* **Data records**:
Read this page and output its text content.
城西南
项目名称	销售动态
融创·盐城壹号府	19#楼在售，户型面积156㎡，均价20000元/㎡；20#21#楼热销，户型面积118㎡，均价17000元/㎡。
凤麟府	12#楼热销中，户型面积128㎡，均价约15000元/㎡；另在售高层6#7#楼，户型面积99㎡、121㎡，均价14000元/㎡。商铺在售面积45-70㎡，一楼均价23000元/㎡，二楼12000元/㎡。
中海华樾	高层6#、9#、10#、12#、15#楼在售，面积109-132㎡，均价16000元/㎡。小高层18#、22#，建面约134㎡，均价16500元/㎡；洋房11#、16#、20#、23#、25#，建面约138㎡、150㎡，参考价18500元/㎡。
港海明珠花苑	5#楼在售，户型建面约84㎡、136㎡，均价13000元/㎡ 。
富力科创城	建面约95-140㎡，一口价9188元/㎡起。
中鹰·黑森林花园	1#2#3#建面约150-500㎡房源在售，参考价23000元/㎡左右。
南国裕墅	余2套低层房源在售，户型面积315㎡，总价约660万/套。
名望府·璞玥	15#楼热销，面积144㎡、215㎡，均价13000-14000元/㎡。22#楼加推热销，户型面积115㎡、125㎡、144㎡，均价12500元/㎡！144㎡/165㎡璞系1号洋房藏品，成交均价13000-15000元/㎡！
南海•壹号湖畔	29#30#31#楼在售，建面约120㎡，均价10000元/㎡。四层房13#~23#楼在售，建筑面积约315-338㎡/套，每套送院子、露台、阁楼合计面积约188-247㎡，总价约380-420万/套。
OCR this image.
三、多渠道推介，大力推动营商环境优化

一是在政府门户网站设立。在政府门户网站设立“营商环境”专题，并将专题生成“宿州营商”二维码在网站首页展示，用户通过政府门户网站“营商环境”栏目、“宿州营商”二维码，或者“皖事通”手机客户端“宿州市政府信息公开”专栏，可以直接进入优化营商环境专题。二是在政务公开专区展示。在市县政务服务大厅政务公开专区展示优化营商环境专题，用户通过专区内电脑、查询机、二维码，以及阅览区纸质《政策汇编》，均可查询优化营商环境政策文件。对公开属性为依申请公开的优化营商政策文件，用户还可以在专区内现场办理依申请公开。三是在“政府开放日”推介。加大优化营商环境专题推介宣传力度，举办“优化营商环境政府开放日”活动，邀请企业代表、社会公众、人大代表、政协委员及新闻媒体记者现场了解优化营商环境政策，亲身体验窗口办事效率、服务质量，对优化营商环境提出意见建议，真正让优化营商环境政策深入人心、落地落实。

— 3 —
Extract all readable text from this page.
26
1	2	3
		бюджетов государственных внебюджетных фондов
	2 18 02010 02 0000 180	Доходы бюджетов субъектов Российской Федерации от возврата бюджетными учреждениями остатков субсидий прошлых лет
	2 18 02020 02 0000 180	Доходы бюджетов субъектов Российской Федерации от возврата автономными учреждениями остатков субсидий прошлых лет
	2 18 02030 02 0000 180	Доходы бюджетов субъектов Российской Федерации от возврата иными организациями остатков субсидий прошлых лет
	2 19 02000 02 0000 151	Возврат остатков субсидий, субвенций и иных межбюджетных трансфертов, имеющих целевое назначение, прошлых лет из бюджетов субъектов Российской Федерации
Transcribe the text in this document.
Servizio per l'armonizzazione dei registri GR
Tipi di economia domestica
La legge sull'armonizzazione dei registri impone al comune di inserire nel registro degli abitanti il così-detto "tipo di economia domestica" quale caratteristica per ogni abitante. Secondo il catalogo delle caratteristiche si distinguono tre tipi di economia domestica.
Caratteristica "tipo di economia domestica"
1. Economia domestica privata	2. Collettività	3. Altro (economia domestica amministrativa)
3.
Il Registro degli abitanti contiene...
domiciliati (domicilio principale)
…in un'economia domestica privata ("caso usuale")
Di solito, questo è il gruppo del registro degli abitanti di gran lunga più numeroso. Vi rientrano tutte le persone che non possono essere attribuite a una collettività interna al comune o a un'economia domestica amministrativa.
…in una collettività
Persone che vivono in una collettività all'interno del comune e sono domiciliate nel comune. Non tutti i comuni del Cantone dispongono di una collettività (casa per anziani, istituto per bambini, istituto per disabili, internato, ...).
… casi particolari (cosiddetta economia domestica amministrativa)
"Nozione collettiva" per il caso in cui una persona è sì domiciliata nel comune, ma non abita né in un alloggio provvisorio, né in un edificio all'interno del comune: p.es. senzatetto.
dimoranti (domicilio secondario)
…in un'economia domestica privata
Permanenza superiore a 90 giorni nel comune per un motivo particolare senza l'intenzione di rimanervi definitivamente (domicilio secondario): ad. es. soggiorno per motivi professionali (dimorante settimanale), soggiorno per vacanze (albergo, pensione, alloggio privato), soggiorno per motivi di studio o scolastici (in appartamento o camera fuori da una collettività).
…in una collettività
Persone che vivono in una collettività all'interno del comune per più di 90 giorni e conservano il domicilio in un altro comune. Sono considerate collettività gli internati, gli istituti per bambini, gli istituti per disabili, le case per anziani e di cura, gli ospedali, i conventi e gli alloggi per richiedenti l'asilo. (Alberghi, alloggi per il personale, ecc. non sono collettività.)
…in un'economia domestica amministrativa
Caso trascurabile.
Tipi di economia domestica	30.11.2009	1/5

* **Problem statement**:
Quote all of the entries exactly as they appear.

* **Answer for this exercise**:
Read this page and output its text content.
城西南
项目名称	销售动态
融创·盐城壹号府	19#楼在售，户型面积156㎡，均价20000元/㎡；20#21#楼热销，户型面积118㎡，均价17000元/㎡。
凤麟府	12#楼热销中，户型面积128㎡，均价约15000元/㎡；另在售高层6#7#楼，户型面积99㎡、121㎡，均价14000元/㎡。商铺在售面积45-70㎡，一楼均价23000元/㎡，二楼12000元/㎡。
中海华樾	高层6#、9#、10#、12#、15#楼在售，面积109-132㎡，均价16000元/㎡。小高层18#、22#，建面约134㎡，均价16500元/㎡；洋房11#、16#、20#、23#、25#，建面约138㎡、150㎡，参考价18500元/㎡。
港海明珠花苑	5#楼在售，户型建面约84㎡、136㎡，均价13000元/㎡ 。
富力科创城	建面约95-140㎡，一口价9188元/㎡起。
中鹰·黑森林花园	1#2#3#建面约150-500㎡房源在售，参考价23000元/㎡左右。
南国裕墅	余2套低层房源在售，户型面积315㎡，总价约660万/套。
名望府·璞玥	15#楼热销，面积144㎡、215㎡，均价13000-14000元/㎡。22#楼加推热销，户型面积115㎡、125㎡、144㎡，均价12500元/㎡！144㎡/165㎡璞系1号洋房藏品，成交均价13000-15000元/㎡！
南海•壹号湖畔	29#30#31#楼在售，建面约120㎡，均价10000元/㎡。四层房13#~23#楼在售，建筑面积约315-338㎡/套，每套送院子、露台、阁楼合计面积约188-247㎡，总价约380-420万/套。
OCR this image.
三、多渠道推介，大力推动营商环境优化

一是在政府门户网站设立。在政府门户网站设立“营商环境”专题，并将专题生成“宿州营商”二维码在网站首页展示，用户通过政府门户网站“营商环境”栏目、“宿州营商”二维码，或者“皖事通”手机客户端“宿州市政府信息公开”专栏，可以直接进入优化营商环境专题。二是在政务公开专区展示。在市县政务服务大厅政务公开专区展示优化营商环境专题，用户通过专区内电脑、查询机、二维码，以及阅览区纸质《政策汇编》，均可查询优化营商环境政策文件。对公开属性为依申请公开的优化营商政策文件，用户还可以在专区内现场办理依申请公开。三是在“政府开放日”推介。加大优化营商环境专题推介宣传力度，举办“优化营商环境政府开放日”活动，邀请企业代表、社会公众、人大代表、政协委员及新闻媒体记者现场了解优化营商环境政策，亲身体验窗口办事效率、服务质量，对优化营商环境提出意见建议，真正让优化营商环境政策深入人心、落地落实。

— 3 —
Extract all readable text from this page.
26
1	2	3
		бюджетов государственных внебюджетных фондов
	2 18 02010 02 0000 180	Доходы бюджетов субъектов Российской Федерации от возврата бюджетными учреждениями остатков субсидий прошлых лет
	2 18 02020 02 0000 180	Доходы бюджетов субъектов Российской Федерации от возврата автономными учреждениями остатков субсидий прошлых лет
	2 18 02030 02 0000 180	Доходы бюджетов субъектов Российской Федерации от возврата иными организациями остатков субсидий прошлых лет
	2 19 02000 02 0000 151	Возврат остатков субсидий, субвенций и иных межбюджетных трансфертов, имеющих целевое назначение, прошлых лет из бюджетов субъектов Российской Федерации
Transcribe the text in this document.
Servizio per l'armonizzazione dei registri GR
Tipi di economia domestica
La legge sull'armonizzazione dei registri impone al comune di inserire nel registro degli abitanti il così-detto "tipo di economia domestica" quale caratteristica per ogni abitante. Secondo il catalogo delle caratteristiche si distinguono tre tipi di economia domestica.
Caratteristica "tipo di economia domestica"
1. Economia domestica privata	2. Collettività	3. Altro (economia domestica amministrativa)
3.
Il Registro degli abitanti contiene...
domiciliati (domicilio principale)
…in un'economia domestica privata ("caso usuale")
Di solito, questo è il gruppo del registro degli abitanti di gran lunga più numeroso. Vi rientrano tutte le persone che non possono essere attribuite a una collettività interna al comune o a un'economia domestica amministrativa.
…in una collettività
Persone che vivono in una collettività all'interno del comune e sono domiciliate nel comune. Non tutti i comuni del Cantone dispongono di una collettività (casa per anziani, istituto per bambini, istituto per disabili, internato, ...).
… casi particolari (cosiddetta economia domestica amministrativa)
"Nozione collettiva" per il caso in cui una persona è sì domiciliata nel comune, ma non abita né in un alloggio provvisorio, né in un edificio all'interno del comune: p.es. senzatetto.
dimoranti (domicilio secondario)
…in un'economia domestica privata
Permanenza superiore a 90 giorni nel comune per un motivo particolare senza l'intenzione di rimanervi definitivamente (domicilio secondario): ad. es. soggiorno per motivi professionali (dimorante settimanale), soggiorno per vacanze (albergo, pensione, alloggio privato), soggiorno per motivi di studio o scolastici (in appartamento o camera fuori da una collettività).
…in una collettività
Persone che vivono in una collettività all'interno del comune per più di 90 giorni e conservano il domicilio in un altro comune. Sono considerate collettività gli internati, gli istituti per bambini, gli istituti per disabili, le case per anziani e di cura, gli ospedali, i conventi e gli alloggi per richiedenti l'asilo. (Alberghi, alloggi per il personale, ecc. non sono collettività.)
…in un'economia domestica amministrativa
Caso trascurabile.
Tipi di economia domestica	30.11.2009	1/5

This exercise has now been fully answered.